# Given instruction 1
Copy the entries word for word, from their first line through the line that contains "chart-title: 2nd Wave", with both ends included.

Blessings to you all. Visitors are welcome.
Shodo
Fall is in the air. This year I’m in no rush: Summer has been magnificent and I could personally handle months more. But there’s an edge of yellow on some plants, and some days and nights are cold.
Farm: It’s harvest time for the biggest garden I’ve ever lived with. The photos show maybe half of what we gathered one day. Still racing to get tree tubes on and other stuff before the first frost; TR and friends are in charge of that stuff. But I have to process it.
Finally making headway on going off-grid: the chimney for the masonry heater, thanks to Chris and Justin. Next will be the wood cook stove, and then I have to start learning. Meanwhile I found a way to get the solar dehydrator to happen: pay Ryan to build
it. Should be done in a few days, and in go the tomatoes. Studying about root cellaring, with potatoes and beets and carrots and pickles to go there, and later squash. And I’m throwing beans, tomato sauce, carrots, corn, and even tomatoes into the freezer, because it’s all too much.
Personal: I’m learning to manage, learning to farm, but long for my real work, which is about Zen, about opening up consciousness, about the big picture. This week I wrote an essay for Sweeping Zen; it was harder than expected because I’m out of practice. I’ll share it after it’s published. For the moment, I’m letting go of money worries, but think I’ll be looking for work soon (after one false start a few months ago).
The Syrian refugees are now on the list for chanting, along with my sister-in-law and a few others. Looking at the world’s suffering, looking at what could be done and is not, I try to be kind to myself as I look and listen for what my own offering is.
Events: The fall schedule is in the previous post, but I’ll just mention October 3, a one-day introduction to Zen practice at the farm, and October 10, the next volunteer day. Hopefully that day will be in the woods, pulling buckthorn and planting beneficial replacements.

# Given instruction 2
Continue the fall farm update from the point where it stops.

# Data provided
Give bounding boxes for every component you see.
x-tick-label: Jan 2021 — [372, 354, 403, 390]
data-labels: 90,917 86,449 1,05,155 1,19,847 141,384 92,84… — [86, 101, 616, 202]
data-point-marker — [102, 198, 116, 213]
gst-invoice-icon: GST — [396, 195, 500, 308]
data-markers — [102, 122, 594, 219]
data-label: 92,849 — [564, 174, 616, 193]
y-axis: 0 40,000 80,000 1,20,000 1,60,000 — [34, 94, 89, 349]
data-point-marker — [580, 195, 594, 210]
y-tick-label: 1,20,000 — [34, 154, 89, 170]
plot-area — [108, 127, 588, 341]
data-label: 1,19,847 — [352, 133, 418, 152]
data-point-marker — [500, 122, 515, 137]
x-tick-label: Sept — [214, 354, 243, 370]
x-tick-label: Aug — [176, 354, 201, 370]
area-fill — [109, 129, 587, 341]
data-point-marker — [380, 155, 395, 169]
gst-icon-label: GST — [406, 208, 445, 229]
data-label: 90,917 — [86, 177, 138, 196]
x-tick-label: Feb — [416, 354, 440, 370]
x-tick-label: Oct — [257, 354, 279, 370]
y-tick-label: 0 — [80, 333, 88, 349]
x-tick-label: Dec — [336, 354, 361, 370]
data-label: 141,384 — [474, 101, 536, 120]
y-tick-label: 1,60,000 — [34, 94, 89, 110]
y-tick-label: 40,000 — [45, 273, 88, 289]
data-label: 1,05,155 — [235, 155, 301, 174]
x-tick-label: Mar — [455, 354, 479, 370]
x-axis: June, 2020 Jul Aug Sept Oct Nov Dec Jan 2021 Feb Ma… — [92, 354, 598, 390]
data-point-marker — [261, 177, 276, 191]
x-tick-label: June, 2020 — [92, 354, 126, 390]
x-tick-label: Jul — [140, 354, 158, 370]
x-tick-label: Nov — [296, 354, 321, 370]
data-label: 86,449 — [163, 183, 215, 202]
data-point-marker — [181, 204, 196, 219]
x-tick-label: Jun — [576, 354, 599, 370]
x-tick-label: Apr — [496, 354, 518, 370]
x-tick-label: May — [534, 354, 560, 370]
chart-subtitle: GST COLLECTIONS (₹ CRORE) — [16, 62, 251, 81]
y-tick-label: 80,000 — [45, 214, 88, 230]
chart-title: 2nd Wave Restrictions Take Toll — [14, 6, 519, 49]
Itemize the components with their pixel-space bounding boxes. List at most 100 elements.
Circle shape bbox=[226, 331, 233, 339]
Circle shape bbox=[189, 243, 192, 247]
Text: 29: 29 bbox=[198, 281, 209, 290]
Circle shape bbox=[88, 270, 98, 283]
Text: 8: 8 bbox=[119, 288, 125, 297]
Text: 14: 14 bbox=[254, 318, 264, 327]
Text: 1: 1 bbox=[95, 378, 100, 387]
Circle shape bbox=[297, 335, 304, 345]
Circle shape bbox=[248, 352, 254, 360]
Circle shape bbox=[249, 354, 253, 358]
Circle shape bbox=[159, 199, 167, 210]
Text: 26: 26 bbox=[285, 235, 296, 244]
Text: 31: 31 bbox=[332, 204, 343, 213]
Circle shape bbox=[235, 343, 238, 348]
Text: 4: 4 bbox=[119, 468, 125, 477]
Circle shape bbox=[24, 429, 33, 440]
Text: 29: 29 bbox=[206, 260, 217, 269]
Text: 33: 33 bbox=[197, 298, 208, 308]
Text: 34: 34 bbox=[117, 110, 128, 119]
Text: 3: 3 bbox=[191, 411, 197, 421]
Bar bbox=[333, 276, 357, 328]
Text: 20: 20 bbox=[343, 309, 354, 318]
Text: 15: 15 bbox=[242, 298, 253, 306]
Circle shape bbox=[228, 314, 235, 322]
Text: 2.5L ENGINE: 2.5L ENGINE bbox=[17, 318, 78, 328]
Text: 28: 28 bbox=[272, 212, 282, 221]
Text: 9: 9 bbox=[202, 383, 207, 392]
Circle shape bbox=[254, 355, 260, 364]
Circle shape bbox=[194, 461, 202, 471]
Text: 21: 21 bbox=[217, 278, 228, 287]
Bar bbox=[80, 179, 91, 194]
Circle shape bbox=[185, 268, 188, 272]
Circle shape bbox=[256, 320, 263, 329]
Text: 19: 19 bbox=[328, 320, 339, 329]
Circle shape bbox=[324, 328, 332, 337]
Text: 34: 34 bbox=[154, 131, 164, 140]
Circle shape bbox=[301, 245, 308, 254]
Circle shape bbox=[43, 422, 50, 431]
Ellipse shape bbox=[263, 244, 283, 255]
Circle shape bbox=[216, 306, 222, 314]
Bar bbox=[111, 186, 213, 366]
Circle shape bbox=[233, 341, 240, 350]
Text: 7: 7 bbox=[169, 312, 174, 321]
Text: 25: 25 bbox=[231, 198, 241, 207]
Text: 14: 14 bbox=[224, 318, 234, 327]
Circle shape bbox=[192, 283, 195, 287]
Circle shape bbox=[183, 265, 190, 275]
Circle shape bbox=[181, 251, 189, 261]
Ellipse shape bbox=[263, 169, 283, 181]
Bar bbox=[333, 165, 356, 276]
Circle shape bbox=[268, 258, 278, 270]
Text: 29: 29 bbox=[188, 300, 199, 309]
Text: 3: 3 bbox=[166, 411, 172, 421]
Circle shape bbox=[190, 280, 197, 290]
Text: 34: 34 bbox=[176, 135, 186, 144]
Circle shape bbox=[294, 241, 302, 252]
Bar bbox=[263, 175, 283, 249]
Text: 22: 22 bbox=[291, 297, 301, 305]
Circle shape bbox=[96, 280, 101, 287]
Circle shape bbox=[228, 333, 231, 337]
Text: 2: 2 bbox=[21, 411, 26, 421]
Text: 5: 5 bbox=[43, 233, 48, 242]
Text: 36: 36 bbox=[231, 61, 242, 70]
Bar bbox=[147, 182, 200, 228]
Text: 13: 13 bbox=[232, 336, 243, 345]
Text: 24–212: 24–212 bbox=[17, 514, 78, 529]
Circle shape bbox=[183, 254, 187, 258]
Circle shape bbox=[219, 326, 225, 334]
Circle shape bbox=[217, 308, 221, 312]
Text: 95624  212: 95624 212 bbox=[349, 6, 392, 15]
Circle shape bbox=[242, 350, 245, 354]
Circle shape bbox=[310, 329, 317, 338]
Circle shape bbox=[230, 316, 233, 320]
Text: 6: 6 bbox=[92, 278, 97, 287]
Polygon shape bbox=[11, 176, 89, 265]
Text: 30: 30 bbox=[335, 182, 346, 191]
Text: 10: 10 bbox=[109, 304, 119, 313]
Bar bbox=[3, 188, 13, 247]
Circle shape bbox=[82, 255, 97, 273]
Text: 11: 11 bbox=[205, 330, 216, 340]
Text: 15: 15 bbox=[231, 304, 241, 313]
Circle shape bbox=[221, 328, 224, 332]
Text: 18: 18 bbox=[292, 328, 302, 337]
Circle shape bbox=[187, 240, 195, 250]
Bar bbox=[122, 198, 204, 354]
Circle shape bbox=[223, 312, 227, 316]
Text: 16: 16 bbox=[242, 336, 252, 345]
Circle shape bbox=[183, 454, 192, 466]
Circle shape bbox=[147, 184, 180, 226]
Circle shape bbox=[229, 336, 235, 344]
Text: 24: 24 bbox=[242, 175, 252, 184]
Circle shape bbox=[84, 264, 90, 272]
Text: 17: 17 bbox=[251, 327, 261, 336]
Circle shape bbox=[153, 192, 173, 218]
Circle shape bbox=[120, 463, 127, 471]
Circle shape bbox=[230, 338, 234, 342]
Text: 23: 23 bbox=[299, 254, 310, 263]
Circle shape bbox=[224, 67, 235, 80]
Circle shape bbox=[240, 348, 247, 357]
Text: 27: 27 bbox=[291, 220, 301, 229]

# Expected output 1
Give bounding boxes for every component you see.
x-tick-label: Jan 2021 — [372, 354, 403, 390]
data-labels: 90,917 86,449 1,05,155 1,19,847 141,384 92,84… — [86, 101, 616, 202]
data-point-marker — [102, 198, 116, 213]
gst-invoice-icon: GST — [396, 195, 500, 308]
data-markers — [102, 122, 594, 219]
data-label: 92,849 — [564, 174, 616, 193]
y-axis: 0 40,000 80,000 1,20,000 1,60,000 — [34, 94, 89, 349]
data-point-marker — [580, 195, 594, 210]
y-tick-label: 1,20,000 — [34, 154, 89, 170]
plot-area — [108, 127, 588, 341]
data-label: 1,19,847 — [352, 133, 418, 152]
data-point-marker — [500, 122, 515, 137]
x-tick-label: Sept — [214, 354, 243, 370]
x-tick-label: Aug — [176, 354, 201, 370]
area-fill — [109, 129, 587, 341]
data-point-marker — [380, 155, 395, 169]
gst-icon-label: GST — [406, 208, 445, 229]
data-label: 90,917 — [86, 177, 138, 196]
x-tick-label: Feb — [416, 354, 440, 370]
x-tick-label: Oct — [257, 354, 279, 370]
y-tick-label: 0 — [80, 333, 88, 349]
x-tick-label: Dec — [336, 354, 361, 370]
data-label: 141,384 — [474, 101, 536, 120]
y-tick-label: 1,60,000 — [34, 94, 89, 110]
y-tick-label: 40,000 — [45, 273, 88, 289]
data-label: 1,05,155 — [235, 155, 301, 174]
x-tick-label: Mar — [455, 354, 479, 370]
x-axis: June, 2020 Jul Aug Sept Oct Nov Dec Jan 2021 Feb Ma… — [92, 354, 598, 390]
data-point-marker — [261, 177, 276, 191]
x-tick-label: June, 2020 — [92, 354, 126, 390]
x-tick-label: Jul — [140, 354, 158, 370]
x-tick-label: Nov — [296, 354, 321, 370]
data-label: 86,449 — [163, 183, 215, 202]
data-point-marker — [181, 204, 196, 219]
x-tick-label: Jun — [576, 354, 599, 370]
x-tick-label: Apr — [496, 354, 518, 370]
x-tick-label: May — [534, 354, 560, 370]
chart-subtitle: GST COLLECTIONS (₹ CRORE) — [16, 62, 251, 81]
y-tick-label: 80,000 — [45, 214, 88, 230]
chart-title: 2nd Wave Restrictions Take Toll — [14, 6, 519, 49]

# Expected output 2
Volunteers, wishes, thanks: I most wish for these: a publicity person, a volunteer coordinator, an accountant (or just somebody to keep records), and a mechanically inclined person to fix the tractor. Meanwhile I love the people who show up to do the everyday things, including Allison who sent lunch for the last volunteer day. (So I could mention everybody. Donna and Andrea and Laurel come to mind. Jenny for donating plants and putting them in. ) But this is why I’m wishing for help here – there’s so much to remember!) And I thank everyone who has donated, or shared my information, or organized their schedule so they could come by or so I could have some social time.
Facebook page: Mountains and Waters Alliance. Please sign up if you like.
I’m going to pick some more strawberries. And raspberries, and tomatoes, and squash.
Love to all.
Shodo
The world is changing, we’re on the edge of fall now, and after 6 weeks of silence it’s hard to know what to say. I’ll be brief, and come again soon.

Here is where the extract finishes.